-- Begin Listed entries --
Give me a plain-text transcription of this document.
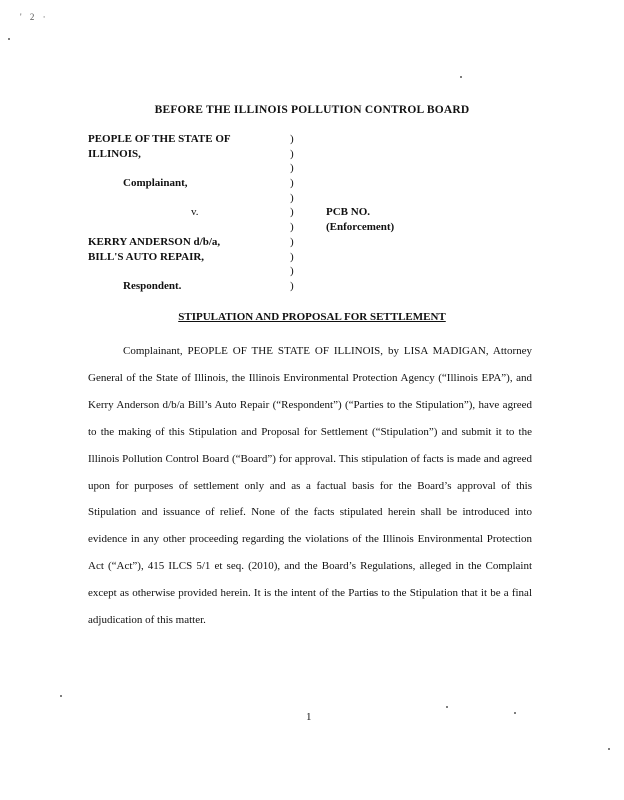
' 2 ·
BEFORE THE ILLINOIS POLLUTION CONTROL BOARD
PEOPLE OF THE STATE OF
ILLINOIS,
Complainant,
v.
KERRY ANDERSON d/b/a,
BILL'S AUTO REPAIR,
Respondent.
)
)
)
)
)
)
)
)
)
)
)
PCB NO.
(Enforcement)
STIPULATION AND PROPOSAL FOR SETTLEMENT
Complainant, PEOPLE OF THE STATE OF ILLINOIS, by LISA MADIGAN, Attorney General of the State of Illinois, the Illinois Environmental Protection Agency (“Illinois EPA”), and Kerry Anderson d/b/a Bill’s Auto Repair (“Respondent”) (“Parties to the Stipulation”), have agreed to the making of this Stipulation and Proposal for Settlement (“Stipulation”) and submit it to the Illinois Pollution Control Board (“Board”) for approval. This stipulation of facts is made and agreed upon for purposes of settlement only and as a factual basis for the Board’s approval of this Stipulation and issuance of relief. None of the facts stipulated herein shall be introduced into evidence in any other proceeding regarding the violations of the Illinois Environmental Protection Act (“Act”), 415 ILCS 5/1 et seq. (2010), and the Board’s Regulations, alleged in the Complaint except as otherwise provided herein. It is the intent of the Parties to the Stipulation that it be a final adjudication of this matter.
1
-- End Listed entries --
- Task directions: Omit each picture, then return all of the listing exactly as it stands.

- Finished exercise:
Give me a plain-text transcription of this document.
' 2 ·
BEFORE THE ILLINOIS POLLUTION CONTROL BOARD
PEOPLE OF THE STATE OF
ILLINOIS,
Complainant,
v.
KERRY ANDERSON d/b/a,
BILL'S AUTO REPAIR,
Respondent.
)
)
)
)
)
)
)
)
)
)
)
PCB NO.
(Enforcement)
STIPULATION AND PROPOSAL FOR SETTLEMENT
Complainant, PEOPLE OF THE STATE OF ILLINOIS, by LISA MADIGAN, Attorney General of the State of Illinois, the Illinois Environmental Protection Agency (“Illinois EPA”), and Kerry Anderson d/b/a Bill’s Auto Repair (“Respondent”) (“Parties to the Stipulation”), have agreed to the making of this Stipulation and Proposal for Settlement (“Stipulation”) and submit it to the Illinois Pollution Control Board (“Board”) for approval. This stipulation of facts is made and agreed upon for purposes of settlement only and as a factual basis for the Board’s approval of this Stipulation and issuance of relief. None of the facts stipulated herein shall be introduced into evidence in any other proceeding regarding the violations of the Illinois Environmental Protection Act (“Act”), 415 ILCS 5/1 et seq. (2010), and the Board’s Regulations, alleged in the Complaint except as otherwise provided herein. It is the intent of the Parties to the Stipulation that it be a final adjudication of this matter.
1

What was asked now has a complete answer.